* [PROBLEM REQUIREMENTS] Hunt for the word "ylabel" across the entries below, copying each line that holds it.

* [Items from a figure collection]
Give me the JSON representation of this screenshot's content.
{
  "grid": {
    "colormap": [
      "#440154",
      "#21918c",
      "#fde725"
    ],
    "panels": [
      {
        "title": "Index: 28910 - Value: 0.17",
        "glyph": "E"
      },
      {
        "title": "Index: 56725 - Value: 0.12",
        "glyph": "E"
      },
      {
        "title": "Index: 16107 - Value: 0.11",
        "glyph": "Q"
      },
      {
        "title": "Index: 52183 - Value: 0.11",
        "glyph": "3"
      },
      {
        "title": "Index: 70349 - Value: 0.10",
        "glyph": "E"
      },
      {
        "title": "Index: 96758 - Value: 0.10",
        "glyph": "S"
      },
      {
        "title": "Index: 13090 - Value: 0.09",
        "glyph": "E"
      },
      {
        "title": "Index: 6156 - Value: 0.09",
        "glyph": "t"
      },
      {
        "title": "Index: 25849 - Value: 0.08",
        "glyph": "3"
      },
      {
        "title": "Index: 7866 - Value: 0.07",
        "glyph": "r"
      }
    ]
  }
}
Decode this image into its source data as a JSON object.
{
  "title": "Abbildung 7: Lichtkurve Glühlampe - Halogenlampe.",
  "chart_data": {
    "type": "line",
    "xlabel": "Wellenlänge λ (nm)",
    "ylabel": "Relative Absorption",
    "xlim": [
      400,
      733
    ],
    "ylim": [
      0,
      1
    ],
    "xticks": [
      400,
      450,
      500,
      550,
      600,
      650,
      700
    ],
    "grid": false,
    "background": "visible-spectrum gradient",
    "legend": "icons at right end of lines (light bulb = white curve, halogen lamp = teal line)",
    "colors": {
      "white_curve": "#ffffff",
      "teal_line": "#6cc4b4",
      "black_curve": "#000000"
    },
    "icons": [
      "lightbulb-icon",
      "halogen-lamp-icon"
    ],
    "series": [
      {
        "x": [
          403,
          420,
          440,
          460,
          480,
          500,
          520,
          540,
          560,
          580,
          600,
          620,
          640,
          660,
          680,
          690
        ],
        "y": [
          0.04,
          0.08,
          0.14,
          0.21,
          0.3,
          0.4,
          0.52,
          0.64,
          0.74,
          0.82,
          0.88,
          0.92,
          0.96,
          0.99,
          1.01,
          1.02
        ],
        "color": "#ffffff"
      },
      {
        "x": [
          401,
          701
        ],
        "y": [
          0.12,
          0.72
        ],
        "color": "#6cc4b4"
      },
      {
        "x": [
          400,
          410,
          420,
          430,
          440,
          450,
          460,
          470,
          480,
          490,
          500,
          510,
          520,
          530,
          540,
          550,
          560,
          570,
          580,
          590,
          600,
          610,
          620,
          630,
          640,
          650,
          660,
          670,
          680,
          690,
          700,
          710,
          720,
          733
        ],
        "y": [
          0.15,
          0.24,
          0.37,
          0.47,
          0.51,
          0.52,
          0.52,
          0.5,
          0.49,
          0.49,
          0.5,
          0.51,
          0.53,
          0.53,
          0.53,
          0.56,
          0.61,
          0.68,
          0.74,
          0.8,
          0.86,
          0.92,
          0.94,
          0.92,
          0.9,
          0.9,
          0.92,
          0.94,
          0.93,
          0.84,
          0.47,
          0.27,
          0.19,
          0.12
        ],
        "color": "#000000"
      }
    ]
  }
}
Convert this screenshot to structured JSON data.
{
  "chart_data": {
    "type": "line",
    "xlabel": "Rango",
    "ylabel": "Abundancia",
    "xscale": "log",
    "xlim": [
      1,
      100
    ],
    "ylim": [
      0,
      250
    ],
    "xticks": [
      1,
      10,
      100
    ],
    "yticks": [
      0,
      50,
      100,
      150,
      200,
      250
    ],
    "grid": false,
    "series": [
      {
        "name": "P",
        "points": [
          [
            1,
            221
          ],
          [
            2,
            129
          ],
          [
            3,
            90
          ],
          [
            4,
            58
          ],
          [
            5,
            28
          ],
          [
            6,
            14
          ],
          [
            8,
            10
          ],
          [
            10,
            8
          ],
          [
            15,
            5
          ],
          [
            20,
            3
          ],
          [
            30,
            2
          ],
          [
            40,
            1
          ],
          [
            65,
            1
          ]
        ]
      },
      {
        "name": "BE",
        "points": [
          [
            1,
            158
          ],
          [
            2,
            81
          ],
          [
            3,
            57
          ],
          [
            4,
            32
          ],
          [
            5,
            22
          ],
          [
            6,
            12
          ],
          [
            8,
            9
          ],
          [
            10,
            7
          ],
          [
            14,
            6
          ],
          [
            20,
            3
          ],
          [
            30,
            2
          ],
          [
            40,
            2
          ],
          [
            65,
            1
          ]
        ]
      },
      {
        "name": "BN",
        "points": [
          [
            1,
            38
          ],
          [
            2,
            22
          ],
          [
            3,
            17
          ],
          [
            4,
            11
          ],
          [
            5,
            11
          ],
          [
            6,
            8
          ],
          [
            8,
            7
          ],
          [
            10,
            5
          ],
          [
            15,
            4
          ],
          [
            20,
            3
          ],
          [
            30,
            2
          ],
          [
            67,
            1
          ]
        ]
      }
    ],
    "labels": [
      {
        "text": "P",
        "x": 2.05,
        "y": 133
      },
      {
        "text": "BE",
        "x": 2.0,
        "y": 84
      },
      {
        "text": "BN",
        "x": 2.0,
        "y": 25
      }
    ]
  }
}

* [REPLY]
    "ylabel": "Relative Absorption",
    "ylabel": "Abundancia",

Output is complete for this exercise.